— START OF Records —
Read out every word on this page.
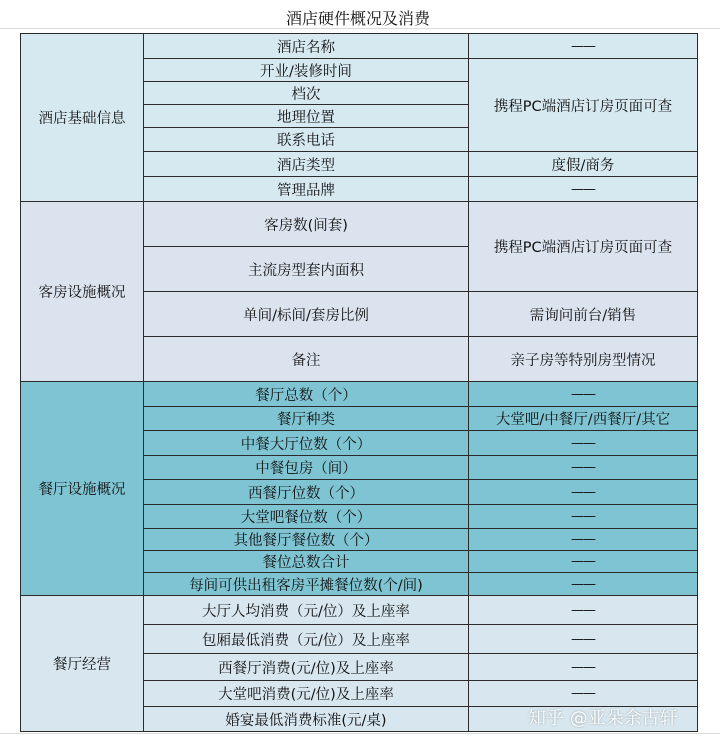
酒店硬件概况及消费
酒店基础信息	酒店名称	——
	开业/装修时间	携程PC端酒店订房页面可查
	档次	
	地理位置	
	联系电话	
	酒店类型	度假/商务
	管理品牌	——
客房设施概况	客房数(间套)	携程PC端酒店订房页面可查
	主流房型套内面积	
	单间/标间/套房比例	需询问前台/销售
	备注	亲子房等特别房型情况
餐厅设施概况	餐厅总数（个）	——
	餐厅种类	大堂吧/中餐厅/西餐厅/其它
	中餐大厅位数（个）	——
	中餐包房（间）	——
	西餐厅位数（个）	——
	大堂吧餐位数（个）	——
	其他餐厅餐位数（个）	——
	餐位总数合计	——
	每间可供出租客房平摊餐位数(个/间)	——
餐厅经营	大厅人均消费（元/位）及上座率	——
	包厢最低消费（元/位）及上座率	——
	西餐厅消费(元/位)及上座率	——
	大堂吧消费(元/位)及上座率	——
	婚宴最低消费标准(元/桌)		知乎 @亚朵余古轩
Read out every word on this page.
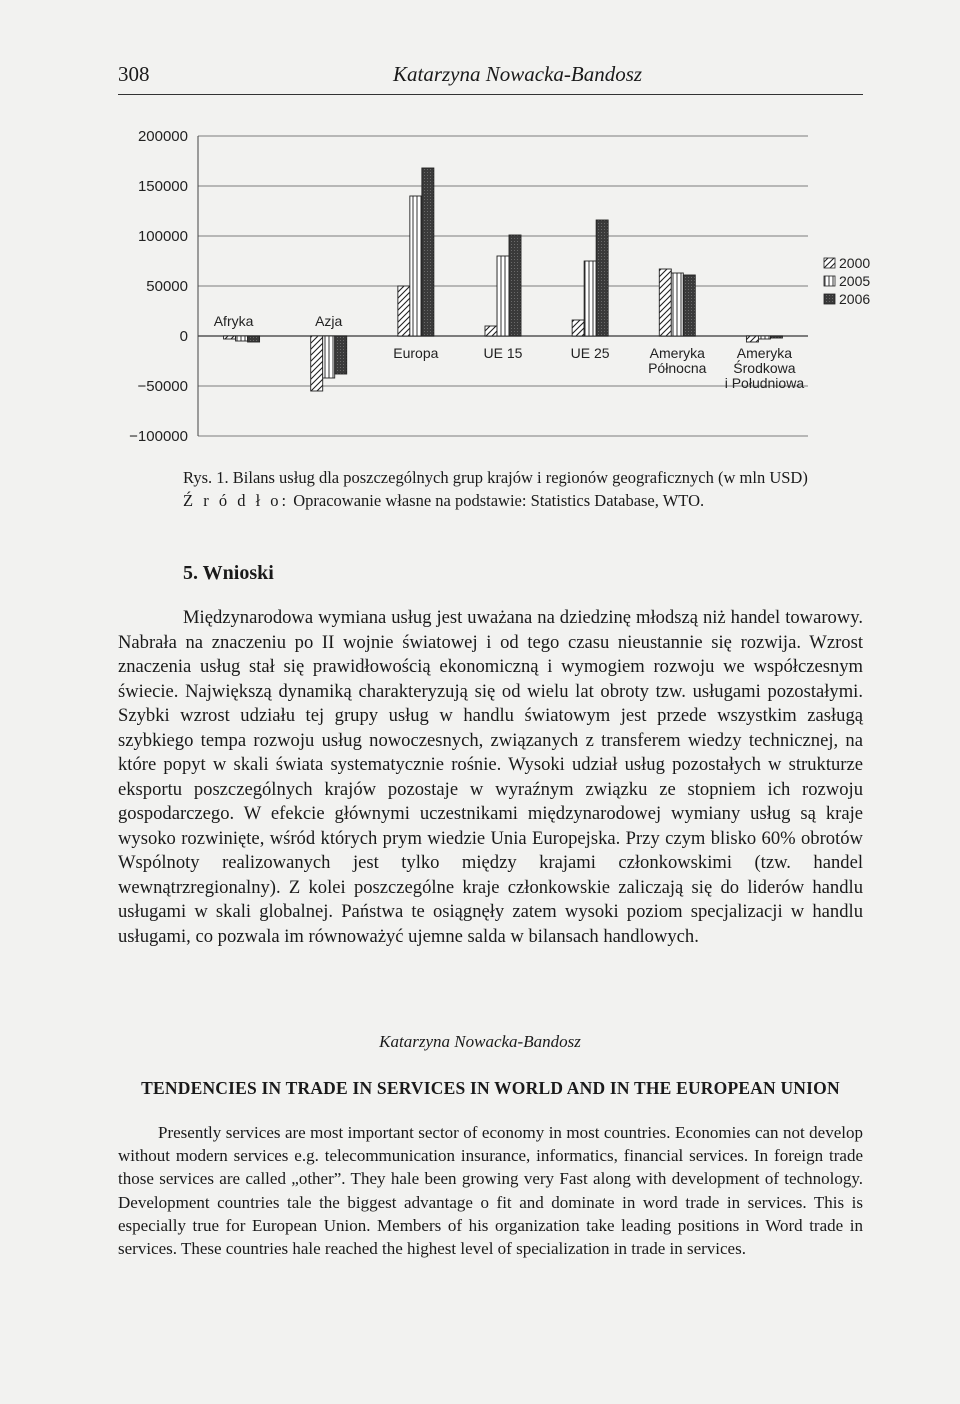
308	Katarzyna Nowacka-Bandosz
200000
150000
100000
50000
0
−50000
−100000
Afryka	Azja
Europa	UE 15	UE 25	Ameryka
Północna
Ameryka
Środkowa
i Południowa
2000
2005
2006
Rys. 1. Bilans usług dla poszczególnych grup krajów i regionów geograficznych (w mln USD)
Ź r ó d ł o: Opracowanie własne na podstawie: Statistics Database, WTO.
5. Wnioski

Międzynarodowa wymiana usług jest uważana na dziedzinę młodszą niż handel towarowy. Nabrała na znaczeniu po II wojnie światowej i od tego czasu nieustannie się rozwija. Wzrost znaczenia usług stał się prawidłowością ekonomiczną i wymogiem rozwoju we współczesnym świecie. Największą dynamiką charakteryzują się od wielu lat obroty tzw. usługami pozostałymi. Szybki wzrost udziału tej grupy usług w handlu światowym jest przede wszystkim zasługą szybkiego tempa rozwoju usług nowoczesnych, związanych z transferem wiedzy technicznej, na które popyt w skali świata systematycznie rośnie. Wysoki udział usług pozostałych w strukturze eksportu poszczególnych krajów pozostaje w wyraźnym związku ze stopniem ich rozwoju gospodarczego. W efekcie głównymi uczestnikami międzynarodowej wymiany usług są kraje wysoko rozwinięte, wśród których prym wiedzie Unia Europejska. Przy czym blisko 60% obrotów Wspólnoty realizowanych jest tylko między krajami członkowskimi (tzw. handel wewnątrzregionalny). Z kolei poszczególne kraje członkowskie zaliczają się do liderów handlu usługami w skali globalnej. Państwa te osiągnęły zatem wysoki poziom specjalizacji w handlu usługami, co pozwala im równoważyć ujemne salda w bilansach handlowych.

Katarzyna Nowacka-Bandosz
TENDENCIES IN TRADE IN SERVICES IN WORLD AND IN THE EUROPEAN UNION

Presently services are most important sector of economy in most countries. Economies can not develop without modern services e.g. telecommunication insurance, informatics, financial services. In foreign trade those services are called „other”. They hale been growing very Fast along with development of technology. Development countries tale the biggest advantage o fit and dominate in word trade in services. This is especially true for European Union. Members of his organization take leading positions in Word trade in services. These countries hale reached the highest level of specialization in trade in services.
— END OF Records —
■ Given task:
Scan the listing above and identify each line holding the string "usług"; copy every such line.

■ Full response:
Rys. 1. Bilans usług dla poszczególnych grup krajów i regionów geograficznych (w mln USD)
Międzynarodowa wymiana usług jest uważana na dziedzinę młodszą niż handel towarowy. Nabrała na znaczeniu po II wojnie światowej i od tego czasu nieustannie się rozwija. Wzrost znaczenia usług stał się prawidłowością ekonomiczną i wymogiem rozwoju we współczesnym świecie. Największą dynamiką charakteryzują się od wielu lat obroty tzw. usługami pozostałymi. Szybki wzrost udziału tej grupy usług w handlu światowym jest przede wszystkim zasługą szybkiego tempa rozwoju usług nowoczesnych, związanych z transferem wiedzy technicznej, na które popyt w skali świata systematycznie rośnie. Wysoki udział usług pozostałych w strukturze eksportu poszczególnych krajów pozostaje w wyraźnym związku ze stopniem ich rozwoju gospodarczego. W efekcie głównymi uczestnikami międzynarodowej wymiany usług są kraje wysoko rozwinięte, wśród których prym wiedzie Unia Europejska. Przy czym blisko 60% obrotów Wspólnoty realizowanych jest tylko między krajami członkowskimi (tzw. handel wewnątrzregionalny). Z kolei poszczególne kraje członkowskie zaliczają się do liderów handlu usługami w skali globalnej. Państwa te osiągnęły zatem wysoki poziom specjalizacji w handlu usługami, co pozwala im równoważyć ujemne salda w bilansach handlowych.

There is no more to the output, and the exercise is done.